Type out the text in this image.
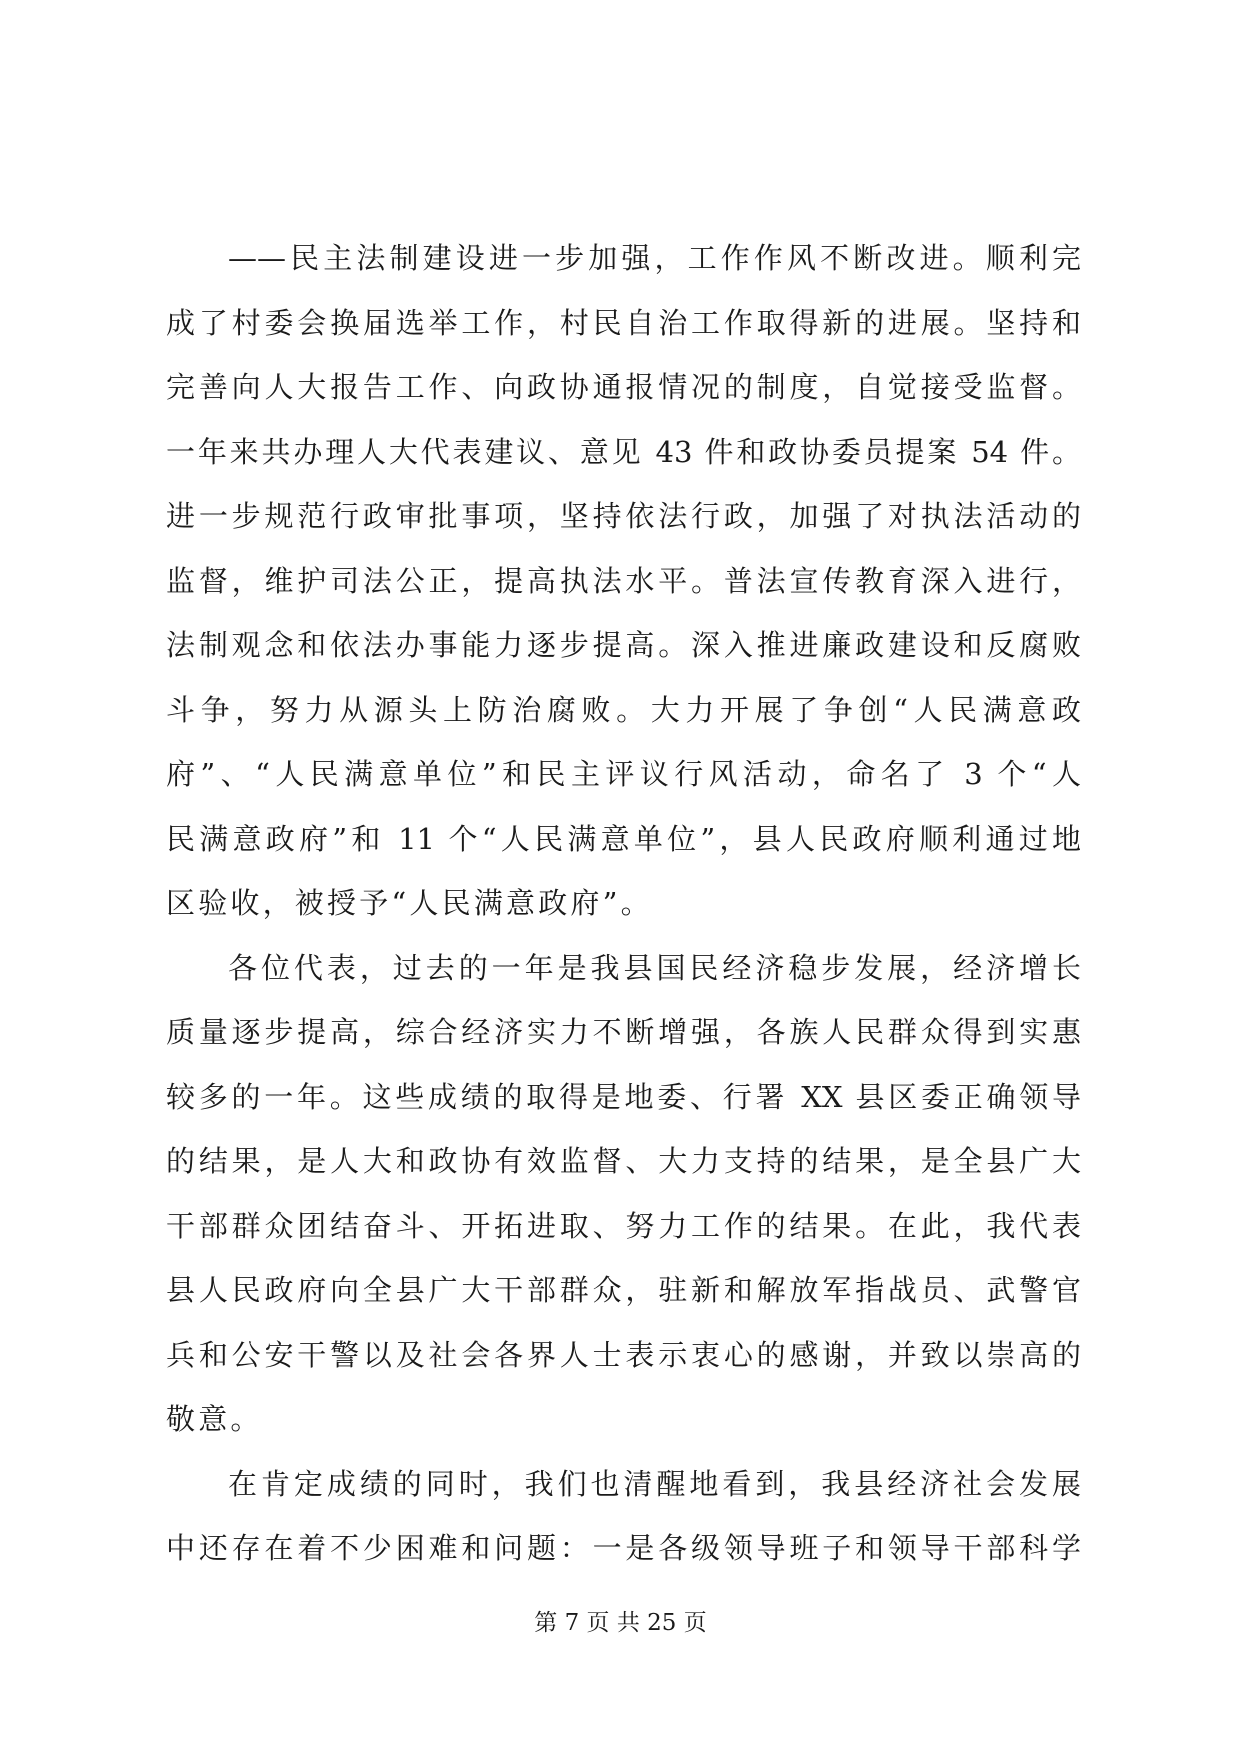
——民主法制建设进一步加强，工作作风不断改进。顺利完
成了村委会换届选举工作，村民自治工作取得新的进展。坚持和
完善向人大报告工作、向政协通报情况的制度，自觉接受监督。
一年来共办理人大代表建议、意见 43 件和政协委员提案 54 件。
进一步规范行政审批事项，坚持依法行政，加强了对执法活动的
监督，维护司法公正，提高执法水平。普法宣传教育深入进行，
法制观念和依法办事能力逐步提高。深入推进廉政建设和反腐败
斗争，努力从源头上防治腐败。大力开展了争创“人民满意政
府”、“人民满意单位”和民主评议行风活动，命名了 3 个“人
民满意政府”和 11 个“人民满意单位”，县人民政府顺利通过地
区验收，被授予“人民满意政府”。
各位代表，过去的一年是我县国民经济稳步发展，经济增长
质量逐步提高，综合经济实力不断增强，各族人民群众得到实惠
较多的一年。这些成绩的取得是地委、行署 XX 县区委正确领导
的结果，是人大和政协有效监督、大力支持的结果，是全县广大
干部群众团结奋斗、开拓进取、努力工作的结果。在此，我代表
县人民政府向全县广大干部群众，驻新和解放军指战员、武警官
兵和公安干警以及社会各界人士表示衷心的感谢，并致以崇高的
敬意。
在肯定成绩的同时，我们也清醒地看到，我县经济社会发展
中还存在着不少困难和问题：一是各级领导班子和领导干部科学
第 7 页 共 25 页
——————————
**WRITTEN EXERCISE**
Retype the entries word for word. Omit any images.

**ANSWER IN FULL**
Type out the text in this image.
——民主法制建设进一步加强，工作作风不断改进。顺利完
成了村委会换届选举工作，村民自治工作取得新的进展。坚持和
完善向人大报告工作、向政协通报情况的制度，自觉接受监督。
一年来共办理人大代表建议、意见 43 件和政协委员提案 54 件。
进一步规范行政审批事项，坚持依法行政，加强了对执法活动的
监督，维护司法公正，提高执法水平。普法宣传教育深入进行，
法制观念和依法办事能力逐步提高。深入推进廉政建设和反腐败
斗争，努力从源头上防治腐败。大力开展了争创“人民满意政
府”、“人民满意单位”和民主评议行风活动，命名了 3 个“人
民满意政府”和 11 个“人民满意单位”，县人民政府顺利通过地
区验收，被授予“人民满意政府”。
各位代表，过去的一年是我县国民经济稳步发展，经济增长
质量逐步提高，综合经济实力不断增强，各族人民群众得到实惠
较多的一年。这些成绩的取得是地委、行署 XX 县区委正确领导
的结果，是人大和政协有效监督、大力支持的结果，是全县广大
干部群众团结奋斗、开拓进取、努力工作的结果。在此，我代表
县人民政府向全县广大干部群众，驻新和解放军指战员、武警官
兵和公安干警以及社会各界人士表示衷心的感谢，并致以崇高的
敬意。
在肯定成绩的同时，我们也清醒地看到，我县经济社会发展
中还存在着不少困难和问题：一是各级领导班子和领导干部科学
第 7 页 共 25 页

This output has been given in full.